**GOAL**
Repeat the rows below word for word, from the first row through the line containing "- dropdown-button[interactable]: [420, 260, 436, 278]", with both of those lines included.

**INPUT RECORDS**
————

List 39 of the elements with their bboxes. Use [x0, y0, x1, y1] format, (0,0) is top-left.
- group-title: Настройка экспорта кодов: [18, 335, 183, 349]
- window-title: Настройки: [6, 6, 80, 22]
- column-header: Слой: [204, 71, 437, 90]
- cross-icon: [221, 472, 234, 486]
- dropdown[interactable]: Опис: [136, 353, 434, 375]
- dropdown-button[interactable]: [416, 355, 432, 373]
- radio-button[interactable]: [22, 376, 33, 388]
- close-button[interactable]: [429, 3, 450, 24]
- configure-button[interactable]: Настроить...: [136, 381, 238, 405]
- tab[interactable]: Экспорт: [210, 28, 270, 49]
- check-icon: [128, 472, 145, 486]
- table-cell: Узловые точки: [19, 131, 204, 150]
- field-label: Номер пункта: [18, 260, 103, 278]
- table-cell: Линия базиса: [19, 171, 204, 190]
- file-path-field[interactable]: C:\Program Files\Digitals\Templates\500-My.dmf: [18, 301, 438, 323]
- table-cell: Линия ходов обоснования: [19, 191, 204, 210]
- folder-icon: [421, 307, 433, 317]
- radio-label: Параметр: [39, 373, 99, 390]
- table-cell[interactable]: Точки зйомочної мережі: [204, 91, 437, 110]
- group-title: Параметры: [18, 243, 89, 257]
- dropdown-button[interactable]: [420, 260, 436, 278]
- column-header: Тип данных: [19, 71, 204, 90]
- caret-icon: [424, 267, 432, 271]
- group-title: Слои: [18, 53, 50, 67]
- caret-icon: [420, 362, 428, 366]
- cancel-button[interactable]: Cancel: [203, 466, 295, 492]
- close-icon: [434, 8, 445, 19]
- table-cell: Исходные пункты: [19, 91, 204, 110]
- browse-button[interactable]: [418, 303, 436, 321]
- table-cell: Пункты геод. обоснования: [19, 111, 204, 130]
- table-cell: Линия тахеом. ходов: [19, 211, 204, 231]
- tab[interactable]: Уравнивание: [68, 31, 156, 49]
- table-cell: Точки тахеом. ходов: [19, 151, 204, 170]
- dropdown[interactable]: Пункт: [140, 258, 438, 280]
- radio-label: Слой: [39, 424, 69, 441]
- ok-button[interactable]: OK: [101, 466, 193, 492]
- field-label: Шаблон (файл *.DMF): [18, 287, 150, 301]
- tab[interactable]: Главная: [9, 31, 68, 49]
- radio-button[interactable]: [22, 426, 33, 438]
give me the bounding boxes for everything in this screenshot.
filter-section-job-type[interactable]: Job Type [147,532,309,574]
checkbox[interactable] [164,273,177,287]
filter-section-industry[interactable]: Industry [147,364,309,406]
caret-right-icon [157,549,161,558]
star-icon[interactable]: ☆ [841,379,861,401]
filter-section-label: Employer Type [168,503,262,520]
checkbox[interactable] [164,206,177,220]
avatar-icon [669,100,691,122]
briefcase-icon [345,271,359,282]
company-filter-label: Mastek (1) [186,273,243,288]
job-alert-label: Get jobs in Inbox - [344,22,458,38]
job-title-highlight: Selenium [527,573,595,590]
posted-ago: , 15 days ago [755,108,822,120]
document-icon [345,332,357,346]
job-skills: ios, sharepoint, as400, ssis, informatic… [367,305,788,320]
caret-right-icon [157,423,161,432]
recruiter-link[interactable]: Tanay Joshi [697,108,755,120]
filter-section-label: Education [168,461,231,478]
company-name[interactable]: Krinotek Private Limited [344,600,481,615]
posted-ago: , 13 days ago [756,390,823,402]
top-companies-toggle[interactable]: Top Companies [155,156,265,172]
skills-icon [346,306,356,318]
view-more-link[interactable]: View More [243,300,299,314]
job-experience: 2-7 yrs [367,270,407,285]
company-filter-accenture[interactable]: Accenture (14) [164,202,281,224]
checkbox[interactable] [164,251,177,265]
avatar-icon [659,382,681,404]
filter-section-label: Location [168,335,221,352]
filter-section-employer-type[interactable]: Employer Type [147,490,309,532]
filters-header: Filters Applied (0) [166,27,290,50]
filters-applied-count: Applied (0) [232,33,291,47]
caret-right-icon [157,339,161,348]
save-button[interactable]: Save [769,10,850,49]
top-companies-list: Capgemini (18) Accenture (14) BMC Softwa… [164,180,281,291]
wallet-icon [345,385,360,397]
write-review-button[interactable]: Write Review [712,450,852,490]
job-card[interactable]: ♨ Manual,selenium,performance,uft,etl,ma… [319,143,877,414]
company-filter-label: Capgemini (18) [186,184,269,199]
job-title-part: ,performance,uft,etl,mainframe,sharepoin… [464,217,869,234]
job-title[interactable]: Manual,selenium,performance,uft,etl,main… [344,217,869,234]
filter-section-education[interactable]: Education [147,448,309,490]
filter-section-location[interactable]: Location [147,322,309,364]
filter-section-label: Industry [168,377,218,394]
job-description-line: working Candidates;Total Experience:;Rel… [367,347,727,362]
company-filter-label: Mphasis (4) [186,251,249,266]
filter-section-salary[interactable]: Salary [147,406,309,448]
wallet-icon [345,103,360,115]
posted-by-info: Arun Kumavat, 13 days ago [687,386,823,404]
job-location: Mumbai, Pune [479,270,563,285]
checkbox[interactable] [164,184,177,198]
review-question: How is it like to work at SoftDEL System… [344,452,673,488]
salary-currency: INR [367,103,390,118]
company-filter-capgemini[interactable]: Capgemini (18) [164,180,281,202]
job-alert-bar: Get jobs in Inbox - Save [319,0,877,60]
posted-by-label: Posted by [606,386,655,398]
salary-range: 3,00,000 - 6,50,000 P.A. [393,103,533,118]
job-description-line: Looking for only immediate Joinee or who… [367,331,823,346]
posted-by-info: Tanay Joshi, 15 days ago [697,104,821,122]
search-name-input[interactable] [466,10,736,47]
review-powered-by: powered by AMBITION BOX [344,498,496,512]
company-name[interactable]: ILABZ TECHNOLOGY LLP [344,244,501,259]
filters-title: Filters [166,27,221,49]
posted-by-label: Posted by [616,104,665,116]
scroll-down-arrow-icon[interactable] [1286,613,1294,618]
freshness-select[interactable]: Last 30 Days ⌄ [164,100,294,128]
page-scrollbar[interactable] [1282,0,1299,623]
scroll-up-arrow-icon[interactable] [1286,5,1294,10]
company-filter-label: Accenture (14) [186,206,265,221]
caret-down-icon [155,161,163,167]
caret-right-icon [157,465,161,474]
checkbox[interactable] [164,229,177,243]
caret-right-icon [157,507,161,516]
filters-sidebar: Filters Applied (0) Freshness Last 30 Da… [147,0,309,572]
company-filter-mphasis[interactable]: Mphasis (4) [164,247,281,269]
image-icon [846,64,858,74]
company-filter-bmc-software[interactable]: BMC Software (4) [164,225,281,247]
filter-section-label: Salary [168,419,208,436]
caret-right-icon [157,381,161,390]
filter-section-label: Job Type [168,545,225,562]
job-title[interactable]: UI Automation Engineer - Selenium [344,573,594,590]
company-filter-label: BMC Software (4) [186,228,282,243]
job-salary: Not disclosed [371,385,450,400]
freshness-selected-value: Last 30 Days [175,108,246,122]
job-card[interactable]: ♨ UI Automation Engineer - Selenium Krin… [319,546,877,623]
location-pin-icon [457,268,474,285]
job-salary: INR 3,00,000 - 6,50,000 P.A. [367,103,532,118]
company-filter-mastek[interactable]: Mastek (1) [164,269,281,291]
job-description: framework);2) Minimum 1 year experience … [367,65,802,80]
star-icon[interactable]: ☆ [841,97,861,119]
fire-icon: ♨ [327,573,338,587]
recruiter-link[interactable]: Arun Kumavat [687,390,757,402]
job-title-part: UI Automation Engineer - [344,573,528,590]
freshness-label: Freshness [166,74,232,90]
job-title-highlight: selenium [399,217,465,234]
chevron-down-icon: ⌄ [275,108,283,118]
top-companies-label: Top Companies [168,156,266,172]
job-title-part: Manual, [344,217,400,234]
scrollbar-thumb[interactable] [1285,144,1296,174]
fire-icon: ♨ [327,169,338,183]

————

**TASK RESPONSE**
List 39 of the elements with their bboxes. Use [x0, y0, x1, y1] format, (0,0) is top-left.
- group-title: Настройка экспорта кодов: [18, 335, 183, 349]
- window-title: Настройки: [6, 6, 80, 22]
- column-header: Слой: [204, 71, 437, 90]
- cross-icon: [221, 472, 234, 486]
- dropdown[interactable]: Опис: [136, 353, 434, 375]
- dropdown-button[interactable]: [416, 355, 432, 373]
- radio-button[interactable]: [22, 376, 33, 388]
- close-button[interactable]: [429, 3, 450, 24]
- configure-button[interactable]: Настроить...: [136, 381, 238, 405]
- tab[interactable]: Экспорт: [210, 28, 270, 49]
- check-icon: [128, 472, 145, 486]
- table-cell: Узловые точки: [19, 131, 204, 150]
- field-label: Номер пункта: [18, 260, 103, 278]
- table-cell: Линия базиса: [19, 171, 204, 190]
- file-path-field[interactable]: C:\Program Files\Digitals\Templates\500-My.dmf: [18, 301, 438, 323]
- table-cell: Линия ходов обоснования: [19, 191, 204, 210]
- folder-icon: [421, 307, 433, 317]
- radio-label: Параметр: [39, 373, 99, 390]
- table-cell[interactable]: Точки зйомочної мережі: [204, 91, 437, 110]
- group-title: Параметры: [18, 243, 89, 257]
- dropdown-button[interactable]: [420, 260, 436, 278]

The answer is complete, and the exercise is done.